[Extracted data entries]
>> start
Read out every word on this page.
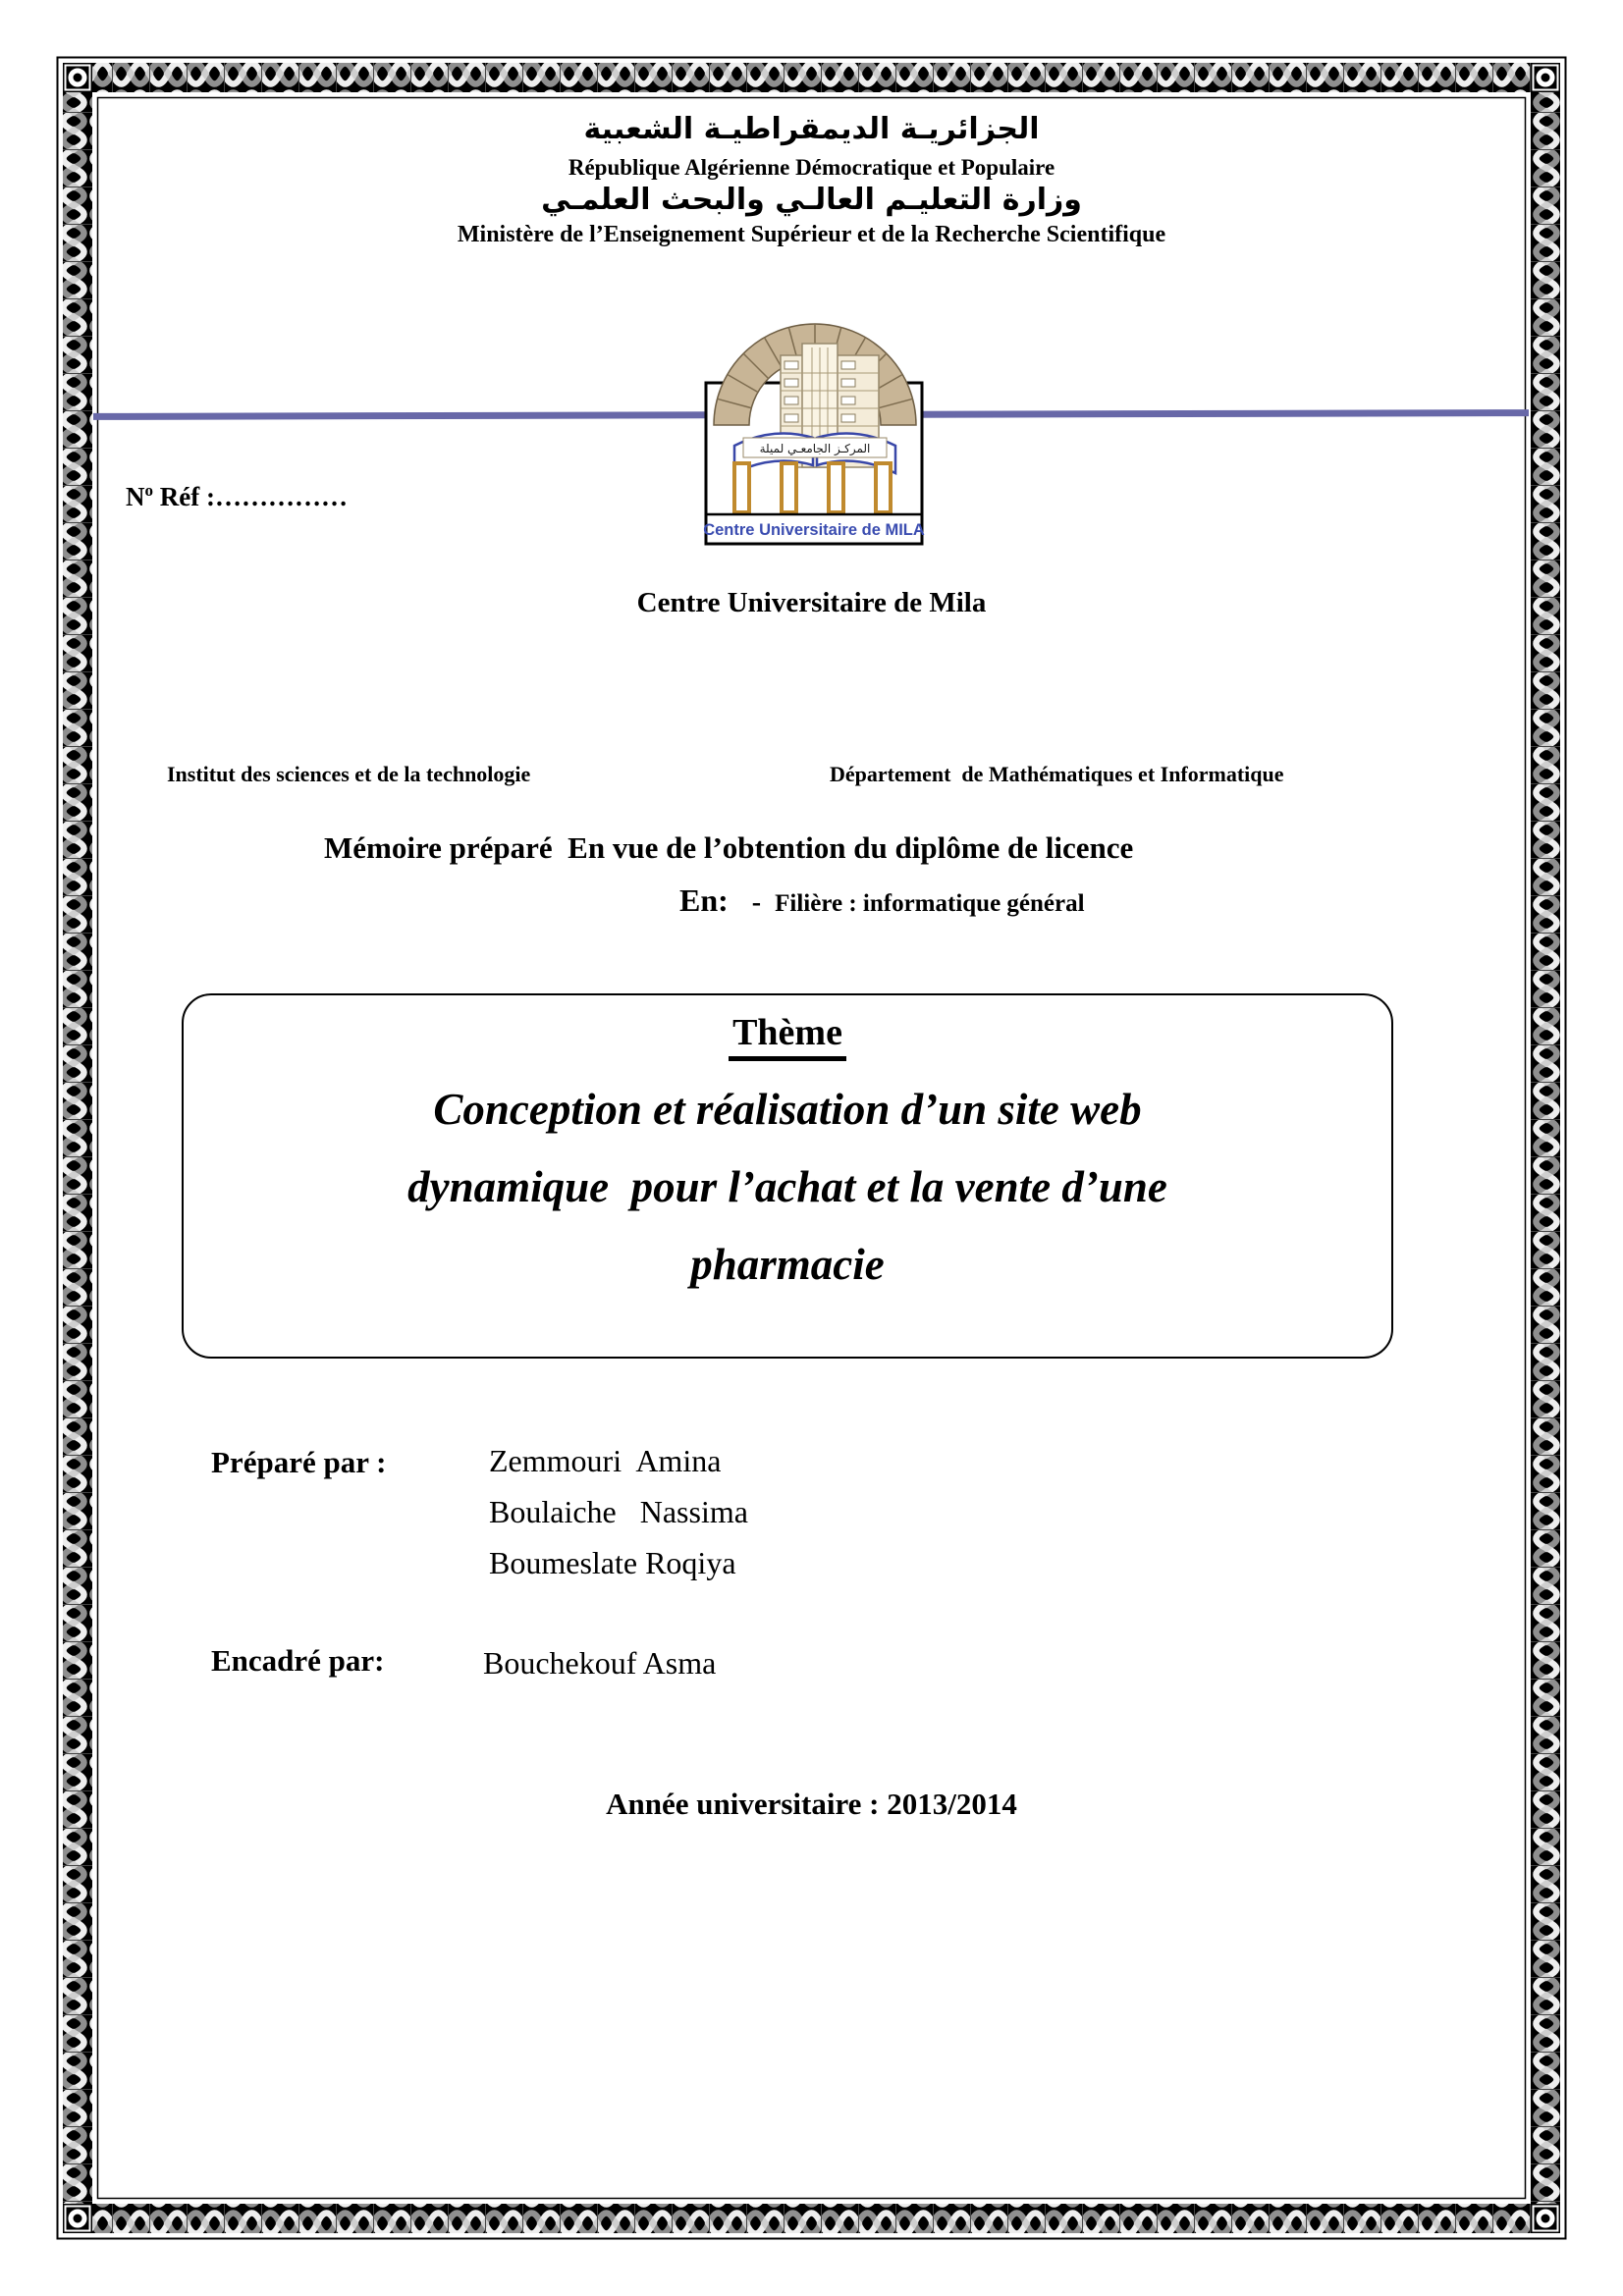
الجزائريـة الديمقراطيـة الشعبية
République Algérienne Démocratique et Populaire
وزارة التعليـم العالـي والبحث العلمـي
Ministère de l’Enseignement Supérieur et de la Recherche Scientifique
$N^o$ Réf :……………
المركـز الجامعـي لميلة
Centre Universitaire de MILA
Centre Universitaire de Mila
Institut des sciences et de la technologie	Département  de Mathématiques et Informatique
Mémoire préparé  En vue de l’obtention du diplôme de licence
En: - Filière : informatique général
Thème
Conception et réalisation d’un site web
dynamique  pour l’achat et la vente d’une
pharmacie
Préparé par :	Zemmouri  Amina
Boulaiche   Nassima
Boumeslate Roqiya
Encadré par:	Bouchekouf Asma
Année universitaire : 2013/2014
>> end
EXERCISE DESCRIPTION: Excluding the pictures, restate the records above word for word.

OUTPUT OF THE EXERCISE:
Read out every word on this page.
الجزائريـة الديمقراطيـة الشعبية
République Algérienne Démocratique et Populaire
وزارة التعليـم العالـي والبحث العلمـي
Ministère de l’Enseignement Supérieur et de la Recherche Scientifique
$N^o$ Réf :……………
المركـز الجامعـي لميلة
Centre Universitaire de MILA
Centre Universitaire de Mila
Institut des sciences et de la technologie	Département  de Mathématiques et Informatique
Mémoire préparé  En vue de l’obtention du diplôme de licence
En: - Filière : informatique général
Thème
Conception et réalisation d’un site web
dynamique  pour l’achat et la vente d’une
pharmacie
Préparé par :	Zemmouri  Amina
Boulaiche   Nassima
Boumeslate Roqiya
Encadré par:	Bouchekouf Asma
Année universitaire : 2013/2014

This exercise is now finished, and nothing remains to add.